::: SUPPLIED MATERIAL

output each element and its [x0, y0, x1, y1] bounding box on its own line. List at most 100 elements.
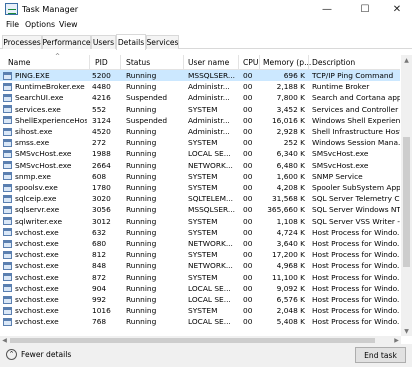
cell-description: SNMP Service [312, 171, 363, 181]
cell-description: Host Process for Windo... [312, 272, 400, 282]
tab-details[interactable]: Details [116, 34, 146, 50]
cell-user-name: SYSTEM [188, 272, 218, 282]
cell-cpu: 00 [243, 317, 253, 327]
table-row[interactable]: sihost.exe 4520 Running Administr... 00 2,928… [0, 126, 400, 137]
tab-performance[interactable]: Performance [42, 35, 91, 49]
table-row[interactable]: snmp.exe 608 Running SYSTEM 00 1,600 K SNMP Se… [0, 171, 400, 182]
cell-description: Host Process for Windo... [312, 239, 400, 248]
tab-users[interactable]: Users [91, 35, 116, 49]
table-row[interactable]: sqlceip.exe 3020 Running SQLTELEM... 00 31,56… [0, 193, 400, 204]
tab-processes[interactable]: Processes [2, 35, 42, 49]
column-memory[interactable]: Memory (p... [263, 58, 311, 67]
cell-user-name: SYSTEM [188, 171, 218, 181]
chevron-up-icon: ⌃ [6, 349, 17, 360]
cell-cpu: 00 [243, 171, 253, 181]
scroll-right-icon[interactable]: ▶ [392, 336, 401, 344]
cell-pid: 4216 [92, 93, 111, 103]
table-row[interactable]: svchost.exe 1016 Running SYSTEM 00 2,048 K Hos… [0, 305, 400, 316]
cell-status: Suspended [126, 115, 168, 125]
close-button[interactable]: ✕ [382, 0, 412, 18]
table-row[interactable]: svchost.exe 680 Running NETWORK... 00 3,640 K… [0, 238, 400, 249]
column-pid[interactable]: PID [95, 58, 108, 67]
table-row[interactable]: services.exe 552 Running SYSTEM 00 3,452 K Ser… [0, 104, 400, 115]
column-divider [89, 55, 90, 70]
cell-status: Running [126, 194, 157, 204]
vertical-scrollbar[interactable]: ▲ ▼ [401, 55, 412, 336]
cell-pid: 3124 [92, 115, 111, 125]
cell-name: svchost.exe [15, 261, 59, 271]
table-row[interactable]: svchost.exe 992 Running LOCAL SE... 00 6,576 … [0, 294, 400, 305]
horizontal-scrollbar[interactable]: ◀ ▶ [0, 336, 401, 344]
cell-cpu: 00 [243, 115, 253, 125]
cell-memory: 252 K [283, 138, 305, 148]
table-row[interactable]: SMSvcHost.exe 2664 Running NETWORK... 00 6,48… [0, 160, 400, 171]
cell-pid: 632 [92, 227, 107, 237]
cell-name: sqlservr.exe [15, 205, 60, 215]
table-row[interactable]: PING.EXE 5200 Running MSSQLSER... 00 696 K TCP… [0, 70, 400, 82]
cell-pid: 1780 [92, 183, 111, 192]
cell-status: Running [126, 283, 157, 293]
minimize-button[interactable]: — [312, 0, 342, 18]
column-cpu[interactable]: CPU [243, 58, 258, 67]
table-row[interactable]: svchost.exe 848 Running NETWORK... 00 4,968 K… [0, 260, 400, 271]
cell-memory: 2,188 K [276, 82, 305, 92]
table-row[interactable]: SearchUI.exe 4216 Suspended Administr... 00 7… [0, 92, 400, 103]
tab-services[interactable]: Services [146, 35, 179, 49]
scroll-up-icon[interactable]: ▲ [401, 55, 412, 65]
cell-name: svchost.exe [15, 272, 59, 282]
end-task-button[interactable]: End task [355, 347, 406, 363]
cell-cpu: 00 [243, 261, 253, 271]
scroll-down-icon[interactable]: ▼ [401, 326, 412, 336]
vertical-scroll-thumb[interactable] [403, 137, 410, 267]
cell-name: sqlwriter.exe [15, 216, 62, 226]
cell-cpu: 00 [243, 149, 253, 159]
cell-user-name: LOCAL SE... [188, 317, 231, 327]
menu-file[interactable]: File [6, 20, 19, 29]
cell-memory: 1,600 K [276, 171, 305, 181]
maximize-button[interactable]: ☐ [350, 0, 380, 18]
table-row[interactable]: sqlservr.exe 3056 Running MSSQLSER... 00 365,… [0, 204, 400, 215]
column-user-name[interactable]: User name [188, 58, 229, 67]
fewer-details-button[interactable]: ⌃ Fewer details [6, 349, 71, 360]
process-icon [3, 228, 12, 237]
cell-cpu: 00 [243, 194, 253, 204]
menu-options[interactable]: Options [25, 20, 55, 29]
cell-cpu: 00 [243, 239, 253, 248]
table-row[interactable]: spoolsv.exe 1780 Running SYSTEM 00 4,208 K Spo… [0, 182, 400, 193]
cell-user-name: SYSTEM [188, 227, 218, 237]
process-icon [3, 250, 12, 259]
table-row[interactable]: sqlwriter.exe 3012 Running SYSTEM 00 1,108 K S… [0, 216, 400, 227]
table-row[interactable]: smss.exe 272 Running SYSTEM 00 252 K Windows S… [0, 137, 400, 148]
table-row[interactable]: svchost.exe 872 Running SYSTEM 00 11,100 K Hos… [0, 272, 400, 283]
table-row[interactable]: svchost.exe 812 Running SYSTEM 00 17,200 K Hos… [0, 249, 400, 260]
cell-pid: 552 [92, 104, 107, 114]
column-status[interactable]: Status [126, 58, 150, 67]
cell-memory: 7,800 K [276, 93, 305, 103]
horizontal-scroll-thumb[interactable] [10, 338, 375, 343]
cell-description: Windows Session Mana... [312, 138, 400, 148]
menu-view[interactable]: View [59, 20, 78, 29]
table-row[interactable]: SMSvcHost.exe 1988 Running LOCAL SE... 00 6,3… [0, 148, 400, 159]
cell-user-name: LOCAL SE... [188, 149, 231, 159]
cell-status: Running [126, 261, 157, 271]
cell-description: Services and Controller ... [312, 104, 400, 114]
cell-memory: 696 K [283, 71, 305, 80]
table-row[interactable]: RuntimeBroker.exe 4480 Running Administr...… [0, 81, 400, 92]
scroll-left-icon[interactable]: ◀ [0, 336, 9, 344]
table-row[interactable]: svchost.exe 904 Running LOCAL SE... 00 9,092 … [0, 283, 400, 294]
cell-name: SMSvcHost.exe [15, 149, 72, 159]
cell-name: svchost.exe [15, 227, 59, 237]
cell-pid: 3020 [92, 194, 111, 204]
process-icon [3, 183, 12, 192]
column-name[interactable]: Name [8, 58, 30, 67]
table-row[interactable]: svchost.exe 768 Running LOCAL SE... 00 5,408 … [0, 316, 400, 327]
cell-memory: 1,108 K [276, 216, 305, 226]
table-row[interactable]: ShellExperienceHost... 3124 Suspended Admin… [0, 115, 400, 126]
cell-pid: 608 [92, 171, 107, 181]
cell-user-name: SYSTEM [188, 138, 218, 148]
cell-name: SMSvcHost.exe [15, 160, 72, 170]
process-icon [3, 194, 12, 203]
cell-description: Host Process for Windo... [312, 250, 400, 260]
column-description[interactable]: Description [312, 58, 355, 67]
table-row[interactable]: svchost.exe 632 Running SYSTEM 00 4,724 K Host… [0, 227, 400, 238]
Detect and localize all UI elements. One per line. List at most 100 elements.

::::::

- AIM
Reproduce the lines above verbatim, omitting the pictures from your answer.

- SOLUTION
output each element and its [x0, y0, x1, y1] bounding box on its own line. List at most 100 elements.
cell-description: SNMP Service [312, 171, 363, 181]
cell-description: Host Process for Windo... [312, 272, 400, 282]
tab-details[interactable]: Details [116, 34, 146, 50]
cell-user-name: SYSTEM [188, 272, 218, 282]
cell-cpu: 00 [243, 317, 253, 327]
table-row[interactable]: sihost.exe 4520 Running Administr... 00 2,928… [0, 126, 400, 137]
tab-performance[interactable]: Performance [42, 35, 91, 49]
table-row[interactable]: snmp.exe 608 Running SYSTEM 00 1,600 K SNMP Se… [0, 171, 400, 182]
cell-description: Host Process for Windo... [312, 239, 400, 248]
tab-users[interactable]: Users [91, 35, 116, 49]
table-row[interactable]: sqlceip.exe 3020 Running SQLTELEM... 00 31,56… [0, 193, 400, 204]
tab-processes[interactable]: Processes [2, 35, 42, 49]
column-memory[interactable]: Memory (p... [263, 58, 311, 67]
cell-user-name: SYSTEM [188, 171, 218, 181]
chevron-up-icon: ⌃ [6, 349, 17, 360]
cell-cpu: 00 [243, 171, 253, 181]
scroll-right-icon[interactable]: ▶ [392, 336, 401, 344]
cell-pid: 4216 [92, 93, 111, 103]
table-row[interactable]: svchost.exe 1016 Running SYSTEM 00 2,048 K Hos… [0, 305, 400, 316]
cell-status: Suspended [126, 115, 168, 125]
close-button[interactable]: ✕ [382, 0, 412, 18]
table-row[interactable]: svchost.exe 680 Running NETWORK... 00 3,640 K… [0, 238, 400, 249]
column-pid[interactable]: PID [95, 58, 108, 67]
table-row[interactable]: services.exe 552 Running SYSTEM 00 3,452 K Ser… [0, 104, 400, 115]
column-divider [89, 55, 90, 70]
cell-status: Running [126, 194, 157, 204]
vertical-scrollbar[interactable]: ▲ ▼ [401, 55, 412, 336]
cell-pid: 3124 [92, 115, 111, 125]
cell-name: svchost.exe [15, 261, 59, 271]
table-row[interactable]: svchost.exe 992 Running LOCAL SE... 00 6,576 … [0, 294, 400, 305]
horizontal-scrollbar[interactable]: ◀ ▶ [0, 336, 401, 344]
cell-cpu: 00 [243, 115, 253, 125]
cell-memory: 252 K [283, 138, 305, 148]
table-row[interactable]: SMSvcHost.exe 2664 Running NETWORK... 00 6,48… [0, 160, 400, 171]
cell-pid: 632 [92, 227, 107, 237]
cell-name: sqlservr.exe [15, 205, 60, 215]
table-row[interactable]: PING.EXE 5200 Running MSSQLSER... 00 696 K TCP… [0, 70, 400, 82]
cell-pid: 1780 [92, 183, 111, 192]
cell-status: Running [126, 283, 157, 293]
minimize-button[interactable]: — [312, 0, 342, 18]
column-cpu[interactable]: CPU [243, 58, 258, 67]
table-row[interactable]: svchost.exe 848 Running NETWORK... 00 4,968 K… [0, 260, 400, 271]
cell-memory: 2,188 K [276, 82, 305, 92]
table-row[interactable]: SearchUI.exe 4216 Suspended Administr... 00 7… [0, 92, 400, 103]
tab-services[interactable]: Services [146, 35, 179, 49]
scroll-up-icon[interactable]: ▲ [401, 55, 412, 65]
cell-name: svchost.exe [15, 272, 59, 282]
end-task-button[interactable]: End task [355, 347, 406, 363]
cell-cpu: 00 [243, 261, 253, 271]
scroll-down-icon[interactable]: ▼ [401, 326, 412, 336]
vertical-scroll-thumb[interactable] [403, 137, 410, 267]
cell-name: sqlwriter.exe [15, 216, 62, 226]
cell-cpu: 00 [243, 149, 253, 159]
cell-user-name: LOCAL SE... [188, 317, 231, 327]
menu-file[interactable]: File [6, 20, 19, 29]
cell-memory: 1,600 K [276, 171, 305, 181]
maximize-button[interactable]: ☐ [350, 0, 380, 18]
table-row[interactable]: sqlservr.exe 3056 Running MSSQLSER... 00 365,… [0, 204, 400, 215]
column-user-name[interactable]: User name [188, 58, 229, 67]
fewer-details-button[interactable]: ⌃ Fewer details [6, 349, 71, 360]
process-icon [3, 228, 12, 237]
cell-cpu: 00 [243, 194, 253, 204]
menu-options[interactable]: Options [25, 20, 55, 29]
cell-cpu: 00 [243, 239, 253, 248]
table-row[interactable]: spoolsv.exe 1780 Running SYSTEM 00 4,208 K Spo… [0, 182, 400, 193]
cell-user-name: SYSTEM [188, 227, 218, 237]
process-icon [3, 250, 12, 259]
table-row[interactable]: sqlwriter.exe 3012 Running SYSTEM 00 1,108 K S… [0, 216, 400, 227]
table-row[interactable]: smss.exe 272 Running SYSTEM 00 252 K Windows S… [0, 137, 400, 148]
table-row[interactable]: svchost.exe 872 Running SYSTEM 00 11,100 K Hos… [0, 272, 400, 283]
table-row[interactable]: svchost.exe 812 Running SYSTEM 00 17,200 K Hos… [0, 249, 400, 260]
cell-pid: 552 [92, 104, 107, 114]
column-status[interactable]: Status [126, 58, 150, 67]
cell-memory: 7,800 K [276, 93, 305, 103]
horizontal-scroll-thumb[interactable] [10, 338, 375, 343]
cell-description: Windows Session Mana... [312, 138, 400, 148]
menu-view[interactable]: View [59, 20, 78, 29]
table-row[interactable]: SMSvcHost.exe 1988 Running LOCAL SE... 00 6,3… [0, 148, 400, 159]
cell-user-name: LOCAL SE... [188, 149, 231, 159]
cell-status: Running [126, 261, 157, 271]
cell-description: Services and Controller ... [312, 104, 400, 114]
cell-memory: 696 K [283, 71, 305, 80]
table-row[interactable]: RuntimeBroker.exe 4480 Running Administr...… [0, 81, 400, 92]
scroll-left-icon[interactable]: ◀ [0, 336, 9, 344]
table-row[interactable]: svchost.exe 904 Running LOCAL SE... 00 9,092 … [0, 283, 400, 294]
cell-name: SMSvcHost.exe [15, 149, 72, 159]
cell-name: svchost.exe [15, 227, 59, 237]
cell-pid: 3020 [92, 194, 111, 204]
process-icon [3, 183, 12, 192]
column-name[interactable]: Name [8, 58, 30, 67]
table-row[interactable]: svchost.exe 768 Running LOCAL SE... 00 5,408 … [0, 316, 400, 327]
cell-memory: 1,108 K [276, 216, 305, 226]
table-row[interactable]: ShellExperienceHost... 3124 Suspended Admin… [0, 115, 400, 126]
cell-pid: 608 [92, 171, 107, 181]
cell-user-name: SYSTEM [188, 138, 218, 148]
cell-name: SMSvcHost.exe [15, 160, 72, 170]
process-icon [3, 194, 12, 203]
cell-description: Host Process for Windo... [312, 250, 400, 260]
column-description[interactable]: Description [312, 58, 355, 67]
table-row[interactable]: svchost.exe 632 Running SYSTEM 00 4,724 K Host… [0, 227, 400, 238]
Detect and localize all UI elements. One per line. List at most 100 elements.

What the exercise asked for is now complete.